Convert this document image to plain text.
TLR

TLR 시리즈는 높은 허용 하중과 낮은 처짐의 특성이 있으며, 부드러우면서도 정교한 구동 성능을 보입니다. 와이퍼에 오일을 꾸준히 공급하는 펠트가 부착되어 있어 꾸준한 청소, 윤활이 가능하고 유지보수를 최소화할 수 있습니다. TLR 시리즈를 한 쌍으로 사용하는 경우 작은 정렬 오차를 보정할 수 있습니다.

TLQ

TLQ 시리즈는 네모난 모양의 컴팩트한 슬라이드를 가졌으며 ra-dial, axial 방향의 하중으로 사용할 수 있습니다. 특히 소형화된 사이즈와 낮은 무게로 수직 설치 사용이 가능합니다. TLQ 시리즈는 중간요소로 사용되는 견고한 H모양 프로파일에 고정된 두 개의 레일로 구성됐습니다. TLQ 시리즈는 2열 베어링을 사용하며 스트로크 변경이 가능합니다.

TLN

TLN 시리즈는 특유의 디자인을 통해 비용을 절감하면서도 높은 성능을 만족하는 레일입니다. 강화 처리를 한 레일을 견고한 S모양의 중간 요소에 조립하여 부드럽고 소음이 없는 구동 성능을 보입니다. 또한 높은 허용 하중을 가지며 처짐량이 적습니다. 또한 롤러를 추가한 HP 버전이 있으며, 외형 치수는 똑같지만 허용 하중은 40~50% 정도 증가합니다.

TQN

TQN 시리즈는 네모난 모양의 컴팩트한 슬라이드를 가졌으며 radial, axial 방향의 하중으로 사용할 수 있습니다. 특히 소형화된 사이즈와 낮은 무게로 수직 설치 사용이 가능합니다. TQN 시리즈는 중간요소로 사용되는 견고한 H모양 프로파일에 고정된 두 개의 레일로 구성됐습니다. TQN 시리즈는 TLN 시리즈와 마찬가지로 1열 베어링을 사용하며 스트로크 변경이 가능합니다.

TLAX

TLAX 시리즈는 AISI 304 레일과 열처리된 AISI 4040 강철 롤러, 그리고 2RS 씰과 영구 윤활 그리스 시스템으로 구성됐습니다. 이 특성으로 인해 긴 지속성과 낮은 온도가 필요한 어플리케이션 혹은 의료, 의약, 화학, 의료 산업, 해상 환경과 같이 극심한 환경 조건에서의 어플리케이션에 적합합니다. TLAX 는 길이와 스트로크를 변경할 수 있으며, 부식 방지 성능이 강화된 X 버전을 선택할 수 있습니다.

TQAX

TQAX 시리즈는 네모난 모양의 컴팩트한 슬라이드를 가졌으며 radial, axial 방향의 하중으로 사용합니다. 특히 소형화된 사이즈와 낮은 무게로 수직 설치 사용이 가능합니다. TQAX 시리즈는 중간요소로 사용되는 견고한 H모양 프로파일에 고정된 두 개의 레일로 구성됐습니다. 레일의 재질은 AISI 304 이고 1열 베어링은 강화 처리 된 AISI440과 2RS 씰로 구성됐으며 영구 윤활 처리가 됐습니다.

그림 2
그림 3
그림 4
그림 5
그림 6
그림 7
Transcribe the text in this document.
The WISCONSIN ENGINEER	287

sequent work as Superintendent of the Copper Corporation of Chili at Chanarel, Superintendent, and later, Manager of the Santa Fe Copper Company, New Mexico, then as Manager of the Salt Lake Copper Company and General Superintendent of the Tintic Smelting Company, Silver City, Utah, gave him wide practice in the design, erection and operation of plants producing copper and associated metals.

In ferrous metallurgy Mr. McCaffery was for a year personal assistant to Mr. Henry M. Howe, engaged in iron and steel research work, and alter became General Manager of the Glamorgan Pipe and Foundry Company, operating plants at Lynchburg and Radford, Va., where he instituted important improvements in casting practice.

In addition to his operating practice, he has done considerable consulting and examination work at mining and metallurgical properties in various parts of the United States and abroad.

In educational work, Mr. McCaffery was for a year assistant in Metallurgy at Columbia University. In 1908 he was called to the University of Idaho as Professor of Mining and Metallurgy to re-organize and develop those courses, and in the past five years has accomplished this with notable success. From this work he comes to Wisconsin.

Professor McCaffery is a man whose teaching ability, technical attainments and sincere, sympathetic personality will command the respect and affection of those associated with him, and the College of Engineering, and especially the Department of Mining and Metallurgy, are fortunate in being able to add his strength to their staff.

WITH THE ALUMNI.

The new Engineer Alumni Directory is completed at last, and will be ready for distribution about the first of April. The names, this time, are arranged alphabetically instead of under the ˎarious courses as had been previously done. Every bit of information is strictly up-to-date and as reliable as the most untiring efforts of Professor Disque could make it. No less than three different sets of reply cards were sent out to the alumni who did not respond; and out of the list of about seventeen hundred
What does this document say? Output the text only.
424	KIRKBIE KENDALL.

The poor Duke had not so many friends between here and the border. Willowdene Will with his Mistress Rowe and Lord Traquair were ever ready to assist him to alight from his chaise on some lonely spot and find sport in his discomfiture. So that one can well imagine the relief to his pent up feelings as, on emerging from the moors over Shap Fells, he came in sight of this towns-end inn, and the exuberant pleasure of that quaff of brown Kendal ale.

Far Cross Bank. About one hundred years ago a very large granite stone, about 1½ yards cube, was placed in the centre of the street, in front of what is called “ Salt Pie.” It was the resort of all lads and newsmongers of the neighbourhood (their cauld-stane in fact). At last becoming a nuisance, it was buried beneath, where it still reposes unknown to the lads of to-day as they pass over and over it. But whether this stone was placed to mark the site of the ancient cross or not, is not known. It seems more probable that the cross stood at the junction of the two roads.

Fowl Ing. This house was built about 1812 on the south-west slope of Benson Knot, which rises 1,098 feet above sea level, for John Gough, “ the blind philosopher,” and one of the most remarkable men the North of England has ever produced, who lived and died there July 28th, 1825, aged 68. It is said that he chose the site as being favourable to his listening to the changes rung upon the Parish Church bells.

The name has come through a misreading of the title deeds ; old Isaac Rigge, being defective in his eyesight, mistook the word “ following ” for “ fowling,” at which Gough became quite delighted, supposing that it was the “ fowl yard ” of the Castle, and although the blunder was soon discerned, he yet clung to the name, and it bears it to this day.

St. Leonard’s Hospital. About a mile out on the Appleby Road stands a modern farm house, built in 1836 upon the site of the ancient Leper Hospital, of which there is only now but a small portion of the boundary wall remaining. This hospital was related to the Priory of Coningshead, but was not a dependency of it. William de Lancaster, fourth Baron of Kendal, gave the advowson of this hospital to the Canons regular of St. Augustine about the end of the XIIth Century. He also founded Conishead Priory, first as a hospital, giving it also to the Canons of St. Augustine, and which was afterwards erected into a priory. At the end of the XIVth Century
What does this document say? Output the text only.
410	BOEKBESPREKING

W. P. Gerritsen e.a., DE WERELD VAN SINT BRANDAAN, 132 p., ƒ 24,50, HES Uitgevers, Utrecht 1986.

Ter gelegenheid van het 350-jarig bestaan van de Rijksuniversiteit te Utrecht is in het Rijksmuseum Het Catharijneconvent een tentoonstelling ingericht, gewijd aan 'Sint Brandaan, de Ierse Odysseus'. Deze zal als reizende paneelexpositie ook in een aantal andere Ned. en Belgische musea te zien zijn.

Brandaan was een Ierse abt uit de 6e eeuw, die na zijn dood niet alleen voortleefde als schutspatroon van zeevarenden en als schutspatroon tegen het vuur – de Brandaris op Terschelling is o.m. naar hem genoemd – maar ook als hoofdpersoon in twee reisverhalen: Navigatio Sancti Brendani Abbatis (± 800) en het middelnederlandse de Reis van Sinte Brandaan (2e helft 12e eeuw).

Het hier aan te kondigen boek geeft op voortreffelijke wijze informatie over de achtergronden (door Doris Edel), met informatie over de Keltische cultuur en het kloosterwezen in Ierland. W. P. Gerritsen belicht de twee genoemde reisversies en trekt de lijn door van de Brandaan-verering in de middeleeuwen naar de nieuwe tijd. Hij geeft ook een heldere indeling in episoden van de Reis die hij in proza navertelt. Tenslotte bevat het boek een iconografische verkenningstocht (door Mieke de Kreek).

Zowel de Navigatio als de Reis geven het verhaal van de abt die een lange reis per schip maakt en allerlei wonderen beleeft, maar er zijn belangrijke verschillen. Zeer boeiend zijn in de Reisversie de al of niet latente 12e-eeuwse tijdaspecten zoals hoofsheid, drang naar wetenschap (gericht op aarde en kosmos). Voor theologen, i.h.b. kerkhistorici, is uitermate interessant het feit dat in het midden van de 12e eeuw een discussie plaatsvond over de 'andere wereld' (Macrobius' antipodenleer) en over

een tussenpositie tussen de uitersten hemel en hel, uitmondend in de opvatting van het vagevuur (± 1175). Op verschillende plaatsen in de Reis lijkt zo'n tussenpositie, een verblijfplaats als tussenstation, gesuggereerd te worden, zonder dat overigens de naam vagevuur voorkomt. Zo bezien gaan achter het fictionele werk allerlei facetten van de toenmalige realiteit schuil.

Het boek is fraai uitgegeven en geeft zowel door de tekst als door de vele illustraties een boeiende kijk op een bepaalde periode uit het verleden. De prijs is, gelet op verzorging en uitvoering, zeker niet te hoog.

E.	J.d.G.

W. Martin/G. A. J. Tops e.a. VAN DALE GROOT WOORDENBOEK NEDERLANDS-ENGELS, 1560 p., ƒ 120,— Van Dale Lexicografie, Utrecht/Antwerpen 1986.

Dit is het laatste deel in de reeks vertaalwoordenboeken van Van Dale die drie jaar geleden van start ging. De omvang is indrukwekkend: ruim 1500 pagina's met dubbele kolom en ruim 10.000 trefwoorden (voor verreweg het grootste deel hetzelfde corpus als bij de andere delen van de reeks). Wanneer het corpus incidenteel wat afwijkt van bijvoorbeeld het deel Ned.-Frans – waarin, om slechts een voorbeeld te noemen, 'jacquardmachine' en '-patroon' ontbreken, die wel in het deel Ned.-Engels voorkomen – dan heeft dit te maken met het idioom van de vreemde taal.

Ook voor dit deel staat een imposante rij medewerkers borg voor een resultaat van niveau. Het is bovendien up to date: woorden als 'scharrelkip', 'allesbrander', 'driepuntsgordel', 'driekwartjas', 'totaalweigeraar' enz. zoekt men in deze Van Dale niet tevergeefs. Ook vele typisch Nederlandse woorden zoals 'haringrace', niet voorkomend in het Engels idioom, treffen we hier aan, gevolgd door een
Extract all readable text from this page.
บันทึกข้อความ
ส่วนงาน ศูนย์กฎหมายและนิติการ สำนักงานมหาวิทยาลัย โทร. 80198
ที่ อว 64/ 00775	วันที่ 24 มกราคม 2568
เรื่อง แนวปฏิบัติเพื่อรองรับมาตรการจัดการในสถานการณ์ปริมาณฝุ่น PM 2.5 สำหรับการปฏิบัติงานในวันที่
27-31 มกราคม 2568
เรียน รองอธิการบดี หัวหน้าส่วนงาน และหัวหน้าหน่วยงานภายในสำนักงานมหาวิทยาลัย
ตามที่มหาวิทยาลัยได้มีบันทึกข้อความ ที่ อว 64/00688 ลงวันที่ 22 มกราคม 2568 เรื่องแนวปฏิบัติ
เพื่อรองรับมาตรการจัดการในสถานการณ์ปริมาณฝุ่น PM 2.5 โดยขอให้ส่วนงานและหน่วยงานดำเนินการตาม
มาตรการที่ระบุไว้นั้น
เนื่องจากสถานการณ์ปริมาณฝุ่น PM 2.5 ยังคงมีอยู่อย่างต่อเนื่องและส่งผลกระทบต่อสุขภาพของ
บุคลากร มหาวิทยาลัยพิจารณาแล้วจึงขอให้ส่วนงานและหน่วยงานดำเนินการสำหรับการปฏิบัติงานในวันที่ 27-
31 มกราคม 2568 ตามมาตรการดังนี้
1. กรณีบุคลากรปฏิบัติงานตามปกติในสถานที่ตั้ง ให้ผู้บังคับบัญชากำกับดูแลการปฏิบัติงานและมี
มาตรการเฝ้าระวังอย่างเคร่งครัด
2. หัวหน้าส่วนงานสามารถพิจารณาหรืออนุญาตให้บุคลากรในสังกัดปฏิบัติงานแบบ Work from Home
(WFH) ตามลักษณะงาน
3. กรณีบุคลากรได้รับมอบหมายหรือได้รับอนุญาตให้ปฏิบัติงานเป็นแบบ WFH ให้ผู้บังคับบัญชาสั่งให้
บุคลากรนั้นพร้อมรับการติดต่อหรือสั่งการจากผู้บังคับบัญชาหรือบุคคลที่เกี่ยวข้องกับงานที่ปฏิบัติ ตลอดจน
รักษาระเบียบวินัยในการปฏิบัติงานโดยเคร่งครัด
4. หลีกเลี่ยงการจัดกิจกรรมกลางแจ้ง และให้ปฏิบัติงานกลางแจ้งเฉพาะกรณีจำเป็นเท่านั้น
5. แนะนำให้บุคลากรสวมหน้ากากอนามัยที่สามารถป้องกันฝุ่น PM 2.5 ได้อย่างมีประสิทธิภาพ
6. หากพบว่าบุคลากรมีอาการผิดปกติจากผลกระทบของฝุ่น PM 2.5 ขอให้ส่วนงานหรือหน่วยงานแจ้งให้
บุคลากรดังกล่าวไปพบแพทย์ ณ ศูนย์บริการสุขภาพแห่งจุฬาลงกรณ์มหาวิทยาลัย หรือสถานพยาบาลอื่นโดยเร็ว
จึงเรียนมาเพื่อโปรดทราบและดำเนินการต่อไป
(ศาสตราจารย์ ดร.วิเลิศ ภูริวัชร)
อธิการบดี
==========
→ TASK OBJECTIVE
Among the lines of the data, identify those with the word "ญาตให". Copy each of them.

→ OUTPUT FOR THIS EXERCISE
2. หัวหน้าส่วนงานสามารถพิจารณาหรืออนุญาตให้บุคลากรในสังกัดปฏิบัติงานแบบ Work from Home
3. กรณีบุคลากรได้รับมอบหมายหรือได้รับอนุญาตให้ปฏิบัติงานเป็นแบบ WFH ให้ผู้บังคับบัญชาสั่งให้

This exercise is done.